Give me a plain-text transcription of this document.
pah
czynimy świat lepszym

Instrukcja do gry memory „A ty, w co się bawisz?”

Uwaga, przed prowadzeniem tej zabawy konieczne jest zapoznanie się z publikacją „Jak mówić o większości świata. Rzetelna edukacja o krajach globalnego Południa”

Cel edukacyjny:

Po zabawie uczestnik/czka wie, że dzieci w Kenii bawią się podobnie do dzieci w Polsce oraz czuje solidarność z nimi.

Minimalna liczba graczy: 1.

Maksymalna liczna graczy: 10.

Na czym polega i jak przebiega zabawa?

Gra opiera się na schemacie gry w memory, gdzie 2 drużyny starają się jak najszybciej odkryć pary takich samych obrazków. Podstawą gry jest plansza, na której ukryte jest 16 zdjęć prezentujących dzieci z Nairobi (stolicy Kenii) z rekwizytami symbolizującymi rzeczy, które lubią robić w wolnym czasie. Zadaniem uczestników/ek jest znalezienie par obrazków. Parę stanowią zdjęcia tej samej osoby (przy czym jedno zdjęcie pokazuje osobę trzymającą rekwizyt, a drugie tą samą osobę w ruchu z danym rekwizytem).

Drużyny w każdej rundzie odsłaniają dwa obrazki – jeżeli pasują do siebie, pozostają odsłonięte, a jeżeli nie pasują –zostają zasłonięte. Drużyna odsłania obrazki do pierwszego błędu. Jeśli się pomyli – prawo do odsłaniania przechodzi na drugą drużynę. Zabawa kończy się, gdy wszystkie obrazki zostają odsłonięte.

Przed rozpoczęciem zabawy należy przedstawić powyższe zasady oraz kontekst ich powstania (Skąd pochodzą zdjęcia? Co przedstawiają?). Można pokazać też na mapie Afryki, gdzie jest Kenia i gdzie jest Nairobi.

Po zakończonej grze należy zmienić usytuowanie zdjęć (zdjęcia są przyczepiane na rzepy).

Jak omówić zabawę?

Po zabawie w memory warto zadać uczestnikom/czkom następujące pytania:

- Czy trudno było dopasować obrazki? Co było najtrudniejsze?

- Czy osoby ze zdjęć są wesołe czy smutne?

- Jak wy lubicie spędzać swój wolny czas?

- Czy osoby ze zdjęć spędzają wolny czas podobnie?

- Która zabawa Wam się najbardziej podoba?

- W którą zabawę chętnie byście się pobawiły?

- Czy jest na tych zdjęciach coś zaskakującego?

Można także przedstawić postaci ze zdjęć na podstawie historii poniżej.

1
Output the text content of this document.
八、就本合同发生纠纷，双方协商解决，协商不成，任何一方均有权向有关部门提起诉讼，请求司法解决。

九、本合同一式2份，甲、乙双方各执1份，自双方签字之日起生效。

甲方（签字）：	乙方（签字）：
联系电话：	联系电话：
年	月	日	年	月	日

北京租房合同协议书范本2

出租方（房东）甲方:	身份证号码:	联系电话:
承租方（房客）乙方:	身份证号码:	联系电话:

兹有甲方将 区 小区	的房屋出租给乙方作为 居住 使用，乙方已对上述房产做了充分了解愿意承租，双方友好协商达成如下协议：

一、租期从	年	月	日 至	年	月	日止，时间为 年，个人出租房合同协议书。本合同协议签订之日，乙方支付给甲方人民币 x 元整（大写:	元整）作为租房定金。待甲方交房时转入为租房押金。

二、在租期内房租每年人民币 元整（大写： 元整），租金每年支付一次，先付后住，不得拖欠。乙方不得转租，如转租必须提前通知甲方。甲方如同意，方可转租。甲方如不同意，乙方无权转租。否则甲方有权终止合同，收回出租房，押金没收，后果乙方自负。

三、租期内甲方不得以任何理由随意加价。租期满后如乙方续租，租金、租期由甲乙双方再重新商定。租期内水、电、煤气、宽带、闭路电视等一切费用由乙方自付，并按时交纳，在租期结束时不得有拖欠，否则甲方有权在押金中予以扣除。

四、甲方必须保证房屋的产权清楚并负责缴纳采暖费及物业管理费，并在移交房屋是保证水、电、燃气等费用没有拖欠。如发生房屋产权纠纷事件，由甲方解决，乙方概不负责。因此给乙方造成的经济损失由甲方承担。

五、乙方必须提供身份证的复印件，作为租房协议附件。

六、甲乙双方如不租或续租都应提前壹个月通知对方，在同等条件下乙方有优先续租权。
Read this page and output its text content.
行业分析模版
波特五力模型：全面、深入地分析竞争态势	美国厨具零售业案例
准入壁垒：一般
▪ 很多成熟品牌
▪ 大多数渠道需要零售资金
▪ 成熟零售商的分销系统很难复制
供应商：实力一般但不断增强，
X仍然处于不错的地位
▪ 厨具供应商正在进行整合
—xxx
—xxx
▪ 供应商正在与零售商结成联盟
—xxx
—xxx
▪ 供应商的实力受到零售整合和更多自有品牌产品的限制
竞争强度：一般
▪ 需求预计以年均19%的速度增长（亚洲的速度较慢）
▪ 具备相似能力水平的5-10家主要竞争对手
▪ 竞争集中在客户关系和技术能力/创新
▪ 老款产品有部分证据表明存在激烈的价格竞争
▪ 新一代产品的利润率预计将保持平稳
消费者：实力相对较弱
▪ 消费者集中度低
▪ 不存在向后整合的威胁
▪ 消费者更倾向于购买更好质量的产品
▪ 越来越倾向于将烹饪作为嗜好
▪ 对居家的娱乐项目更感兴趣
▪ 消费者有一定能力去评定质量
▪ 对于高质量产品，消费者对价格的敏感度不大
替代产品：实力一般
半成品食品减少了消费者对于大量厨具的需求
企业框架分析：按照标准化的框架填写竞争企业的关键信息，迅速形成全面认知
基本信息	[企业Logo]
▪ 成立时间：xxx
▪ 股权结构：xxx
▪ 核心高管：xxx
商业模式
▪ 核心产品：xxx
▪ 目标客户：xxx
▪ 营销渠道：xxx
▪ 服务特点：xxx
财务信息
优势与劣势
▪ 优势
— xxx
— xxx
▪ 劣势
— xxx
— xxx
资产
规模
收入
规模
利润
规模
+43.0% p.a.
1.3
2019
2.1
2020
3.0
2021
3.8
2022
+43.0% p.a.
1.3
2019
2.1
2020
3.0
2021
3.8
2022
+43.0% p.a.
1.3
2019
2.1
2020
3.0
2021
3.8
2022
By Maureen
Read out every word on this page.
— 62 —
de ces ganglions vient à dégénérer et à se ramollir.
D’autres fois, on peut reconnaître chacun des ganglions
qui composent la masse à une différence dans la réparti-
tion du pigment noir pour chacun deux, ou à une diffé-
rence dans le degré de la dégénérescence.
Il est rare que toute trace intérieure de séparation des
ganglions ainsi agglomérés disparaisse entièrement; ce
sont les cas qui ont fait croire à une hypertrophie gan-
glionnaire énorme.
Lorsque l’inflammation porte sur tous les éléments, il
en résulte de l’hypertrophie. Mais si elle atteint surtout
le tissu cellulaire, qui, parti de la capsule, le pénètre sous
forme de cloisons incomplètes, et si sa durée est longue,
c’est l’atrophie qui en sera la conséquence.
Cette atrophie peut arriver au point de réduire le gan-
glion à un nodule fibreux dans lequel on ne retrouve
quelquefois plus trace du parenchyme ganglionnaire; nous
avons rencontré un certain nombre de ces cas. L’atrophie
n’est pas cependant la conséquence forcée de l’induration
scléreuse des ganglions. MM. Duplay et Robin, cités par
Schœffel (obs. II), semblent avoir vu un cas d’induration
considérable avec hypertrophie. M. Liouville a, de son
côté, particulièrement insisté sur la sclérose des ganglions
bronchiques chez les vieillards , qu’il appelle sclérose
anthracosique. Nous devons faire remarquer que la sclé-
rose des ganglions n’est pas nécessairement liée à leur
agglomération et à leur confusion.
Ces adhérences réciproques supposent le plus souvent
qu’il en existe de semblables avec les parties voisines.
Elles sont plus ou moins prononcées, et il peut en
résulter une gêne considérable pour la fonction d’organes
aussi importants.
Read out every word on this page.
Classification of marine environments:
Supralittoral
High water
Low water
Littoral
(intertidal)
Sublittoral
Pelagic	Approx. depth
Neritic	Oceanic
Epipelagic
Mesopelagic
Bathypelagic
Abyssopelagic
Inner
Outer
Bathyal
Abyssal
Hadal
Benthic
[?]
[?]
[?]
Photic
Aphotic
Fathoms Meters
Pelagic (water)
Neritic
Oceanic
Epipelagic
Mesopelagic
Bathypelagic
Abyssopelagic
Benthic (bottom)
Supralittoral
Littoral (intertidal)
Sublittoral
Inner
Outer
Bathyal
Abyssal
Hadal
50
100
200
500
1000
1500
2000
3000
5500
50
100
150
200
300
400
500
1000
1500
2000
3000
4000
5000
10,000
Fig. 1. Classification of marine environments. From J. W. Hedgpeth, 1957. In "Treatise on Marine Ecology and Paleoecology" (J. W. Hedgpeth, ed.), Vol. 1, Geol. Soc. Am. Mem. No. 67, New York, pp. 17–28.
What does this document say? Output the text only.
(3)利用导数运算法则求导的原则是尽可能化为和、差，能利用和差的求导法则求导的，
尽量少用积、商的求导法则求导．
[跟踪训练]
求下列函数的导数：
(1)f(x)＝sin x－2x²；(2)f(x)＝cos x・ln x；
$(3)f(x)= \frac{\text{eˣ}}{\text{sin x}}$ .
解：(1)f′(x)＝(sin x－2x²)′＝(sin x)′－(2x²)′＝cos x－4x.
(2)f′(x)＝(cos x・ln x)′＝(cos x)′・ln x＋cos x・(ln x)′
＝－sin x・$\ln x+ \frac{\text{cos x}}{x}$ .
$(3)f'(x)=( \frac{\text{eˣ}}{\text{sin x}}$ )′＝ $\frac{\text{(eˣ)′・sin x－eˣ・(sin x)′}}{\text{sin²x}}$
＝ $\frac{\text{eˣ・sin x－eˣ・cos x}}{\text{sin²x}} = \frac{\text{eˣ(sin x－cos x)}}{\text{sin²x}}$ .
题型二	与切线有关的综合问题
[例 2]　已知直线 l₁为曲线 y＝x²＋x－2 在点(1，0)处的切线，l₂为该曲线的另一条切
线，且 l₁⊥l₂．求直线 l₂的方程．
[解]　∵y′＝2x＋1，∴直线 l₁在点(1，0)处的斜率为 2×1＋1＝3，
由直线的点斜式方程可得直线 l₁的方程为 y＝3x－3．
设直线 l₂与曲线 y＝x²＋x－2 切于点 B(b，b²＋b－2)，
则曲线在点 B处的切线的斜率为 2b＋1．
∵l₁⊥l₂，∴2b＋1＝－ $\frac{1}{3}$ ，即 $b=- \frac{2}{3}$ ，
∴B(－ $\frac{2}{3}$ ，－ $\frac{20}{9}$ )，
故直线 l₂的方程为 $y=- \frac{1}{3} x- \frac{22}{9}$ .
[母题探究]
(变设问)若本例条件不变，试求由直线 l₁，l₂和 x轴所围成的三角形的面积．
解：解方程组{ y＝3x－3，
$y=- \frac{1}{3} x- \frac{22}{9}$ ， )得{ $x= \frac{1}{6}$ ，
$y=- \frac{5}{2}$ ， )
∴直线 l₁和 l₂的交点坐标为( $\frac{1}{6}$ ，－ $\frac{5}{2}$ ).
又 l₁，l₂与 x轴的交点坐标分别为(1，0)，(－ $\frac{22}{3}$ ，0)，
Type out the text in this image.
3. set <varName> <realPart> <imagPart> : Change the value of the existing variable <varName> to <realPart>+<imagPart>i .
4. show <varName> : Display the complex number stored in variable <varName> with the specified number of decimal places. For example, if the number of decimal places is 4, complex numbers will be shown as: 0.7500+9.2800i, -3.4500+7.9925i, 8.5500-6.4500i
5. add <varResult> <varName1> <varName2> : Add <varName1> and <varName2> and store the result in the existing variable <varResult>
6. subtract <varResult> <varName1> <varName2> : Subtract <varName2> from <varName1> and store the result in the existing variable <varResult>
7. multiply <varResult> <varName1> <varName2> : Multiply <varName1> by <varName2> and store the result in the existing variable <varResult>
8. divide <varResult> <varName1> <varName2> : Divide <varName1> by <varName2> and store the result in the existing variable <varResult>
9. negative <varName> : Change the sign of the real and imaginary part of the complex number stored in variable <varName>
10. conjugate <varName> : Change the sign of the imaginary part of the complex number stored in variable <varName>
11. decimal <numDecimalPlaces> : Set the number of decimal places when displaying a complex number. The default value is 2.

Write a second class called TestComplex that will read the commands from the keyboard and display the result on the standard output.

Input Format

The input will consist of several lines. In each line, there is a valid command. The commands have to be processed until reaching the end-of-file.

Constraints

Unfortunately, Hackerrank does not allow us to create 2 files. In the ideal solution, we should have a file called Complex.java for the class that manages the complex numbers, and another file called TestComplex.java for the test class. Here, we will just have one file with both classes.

• • • •

Goal = From the entries above, copy each line holding "memory".

Output for this task =
Instrukcja do gry memory „A ty, w co się bawisz?”
Gra opiera się na schemacie gry w memory, gdzie 2 drużyny starają się jak najszybciej odkryć pary takich samych obrazków. Podstawą gry jest plansza, na której ukryte jest 16 zdjęć prezentujących dzieci z Nairobi (stolicy Kenii) z rekwizytami symbolizującymi rzeczy, które lubią robić w wolnym czasie. Zadaniem uczestników/ek jest znalezienie par obrazków. Parę stanowią zdjęcia tej samej osoby (przy czym jedno zdjęcie pokazuje osobę trzymającą rekwizyt, a drugie tą samą osobę w ruchu z danym rekwizytem).
Po zabawie w memory warto zadać uczestnikom/czkom następujące pytania:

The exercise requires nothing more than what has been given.